Say how many lines contain "norm", using only the number.

╭──

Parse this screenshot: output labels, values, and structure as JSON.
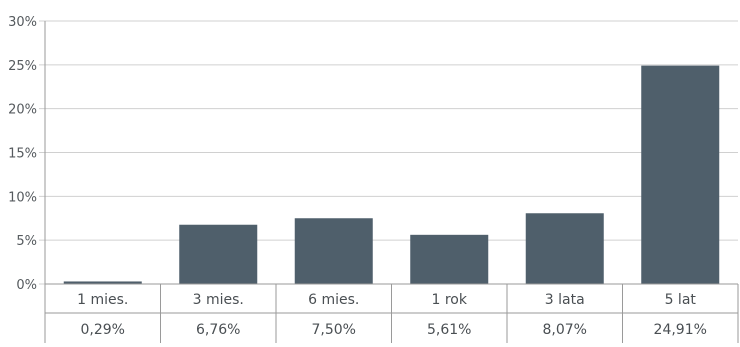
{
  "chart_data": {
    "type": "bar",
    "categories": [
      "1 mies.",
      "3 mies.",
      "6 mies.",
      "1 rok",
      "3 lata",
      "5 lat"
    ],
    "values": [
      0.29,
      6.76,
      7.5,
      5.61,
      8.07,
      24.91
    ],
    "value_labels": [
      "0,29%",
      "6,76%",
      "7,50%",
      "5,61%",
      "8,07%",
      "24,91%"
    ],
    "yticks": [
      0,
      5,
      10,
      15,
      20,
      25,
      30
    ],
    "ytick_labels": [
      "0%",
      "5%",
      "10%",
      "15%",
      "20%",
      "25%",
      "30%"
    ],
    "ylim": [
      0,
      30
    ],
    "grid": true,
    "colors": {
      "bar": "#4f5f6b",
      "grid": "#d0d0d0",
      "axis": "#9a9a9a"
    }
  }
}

╰──
╭──

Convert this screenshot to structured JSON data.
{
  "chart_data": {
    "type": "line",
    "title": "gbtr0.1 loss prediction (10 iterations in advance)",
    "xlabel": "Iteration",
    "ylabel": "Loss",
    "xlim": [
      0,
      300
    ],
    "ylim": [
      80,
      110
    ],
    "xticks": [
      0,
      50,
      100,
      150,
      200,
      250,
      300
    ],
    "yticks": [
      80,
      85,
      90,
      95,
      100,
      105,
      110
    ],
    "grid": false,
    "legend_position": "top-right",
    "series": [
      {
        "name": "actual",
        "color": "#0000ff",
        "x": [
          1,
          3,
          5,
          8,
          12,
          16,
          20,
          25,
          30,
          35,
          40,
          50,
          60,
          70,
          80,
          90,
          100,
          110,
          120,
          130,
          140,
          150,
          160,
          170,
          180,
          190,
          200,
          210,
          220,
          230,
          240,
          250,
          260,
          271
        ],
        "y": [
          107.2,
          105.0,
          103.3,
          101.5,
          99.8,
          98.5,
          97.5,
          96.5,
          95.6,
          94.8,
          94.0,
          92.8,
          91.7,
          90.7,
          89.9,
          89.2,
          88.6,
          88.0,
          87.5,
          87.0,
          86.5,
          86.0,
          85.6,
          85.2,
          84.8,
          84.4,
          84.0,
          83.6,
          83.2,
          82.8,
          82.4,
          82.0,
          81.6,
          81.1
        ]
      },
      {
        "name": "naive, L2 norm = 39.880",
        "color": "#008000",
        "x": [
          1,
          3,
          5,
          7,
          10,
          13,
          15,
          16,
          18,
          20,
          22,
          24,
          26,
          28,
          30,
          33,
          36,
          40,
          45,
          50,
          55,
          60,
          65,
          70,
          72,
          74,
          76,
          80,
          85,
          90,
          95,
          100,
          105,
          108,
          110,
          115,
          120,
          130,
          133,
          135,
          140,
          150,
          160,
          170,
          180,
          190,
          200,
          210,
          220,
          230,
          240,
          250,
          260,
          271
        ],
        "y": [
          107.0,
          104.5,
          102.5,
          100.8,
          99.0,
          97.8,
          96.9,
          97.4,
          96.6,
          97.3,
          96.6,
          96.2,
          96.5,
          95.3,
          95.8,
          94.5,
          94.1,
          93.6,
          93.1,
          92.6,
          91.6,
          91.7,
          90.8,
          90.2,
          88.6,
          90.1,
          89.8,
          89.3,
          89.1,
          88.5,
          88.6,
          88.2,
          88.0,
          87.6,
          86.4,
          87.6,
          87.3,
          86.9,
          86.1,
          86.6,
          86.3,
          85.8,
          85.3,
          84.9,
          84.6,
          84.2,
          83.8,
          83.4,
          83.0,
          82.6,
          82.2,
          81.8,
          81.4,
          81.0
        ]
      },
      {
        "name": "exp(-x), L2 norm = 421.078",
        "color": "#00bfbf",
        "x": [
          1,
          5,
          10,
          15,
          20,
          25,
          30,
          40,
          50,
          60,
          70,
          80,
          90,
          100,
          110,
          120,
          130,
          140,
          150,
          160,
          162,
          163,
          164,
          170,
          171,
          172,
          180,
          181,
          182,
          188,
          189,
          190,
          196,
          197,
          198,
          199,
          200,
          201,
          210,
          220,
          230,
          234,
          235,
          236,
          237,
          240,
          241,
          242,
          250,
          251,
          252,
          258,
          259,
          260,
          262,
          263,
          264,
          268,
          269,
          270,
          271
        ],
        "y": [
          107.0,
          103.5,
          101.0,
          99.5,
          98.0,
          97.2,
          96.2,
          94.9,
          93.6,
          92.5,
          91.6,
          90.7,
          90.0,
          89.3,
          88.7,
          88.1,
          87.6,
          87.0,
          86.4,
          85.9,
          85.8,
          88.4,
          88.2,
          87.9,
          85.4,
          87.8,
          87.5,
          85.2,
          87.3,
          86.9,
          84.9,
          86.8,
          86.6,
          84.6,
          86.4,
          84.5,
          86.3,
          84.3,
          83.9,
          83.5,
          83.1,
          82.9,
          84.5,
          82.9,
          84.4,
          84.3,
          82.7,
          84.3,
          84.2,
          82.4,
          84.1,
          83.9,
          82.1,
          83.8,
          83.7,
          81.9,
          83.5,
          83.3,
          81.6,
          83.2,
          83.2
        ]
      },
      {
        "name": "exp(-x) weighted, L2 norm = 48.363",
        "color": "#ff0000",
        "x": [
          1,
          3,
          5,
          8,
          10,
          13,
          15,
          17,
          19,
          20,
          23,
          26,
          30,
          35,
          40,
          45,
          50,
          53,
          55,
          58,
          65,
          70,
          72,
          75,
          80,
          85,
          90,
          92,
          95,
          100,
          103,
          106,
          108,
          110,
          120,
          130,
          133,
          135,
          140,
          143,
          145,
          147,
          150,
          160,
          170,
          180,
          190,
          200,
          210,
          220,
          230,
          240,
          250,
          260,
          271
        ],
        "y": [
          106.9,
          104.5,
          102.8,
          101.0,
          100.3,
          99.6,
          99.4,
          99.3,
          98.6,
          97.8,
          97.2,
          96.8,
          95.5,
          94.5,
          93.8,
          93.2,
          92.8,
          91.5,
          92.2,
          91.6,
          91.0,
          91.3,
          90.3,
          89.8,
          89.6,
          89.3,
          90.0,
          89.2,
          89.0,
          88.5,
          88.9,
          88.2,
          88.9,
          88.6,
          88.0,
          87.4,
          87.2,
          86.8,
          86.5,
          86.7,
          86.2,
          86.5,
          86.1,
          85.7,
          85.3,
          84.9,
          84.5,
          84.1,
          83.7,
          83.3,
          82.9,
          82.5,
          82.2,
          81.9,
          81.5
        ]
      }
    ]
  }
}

╰──

**FINISHED TASK:** 3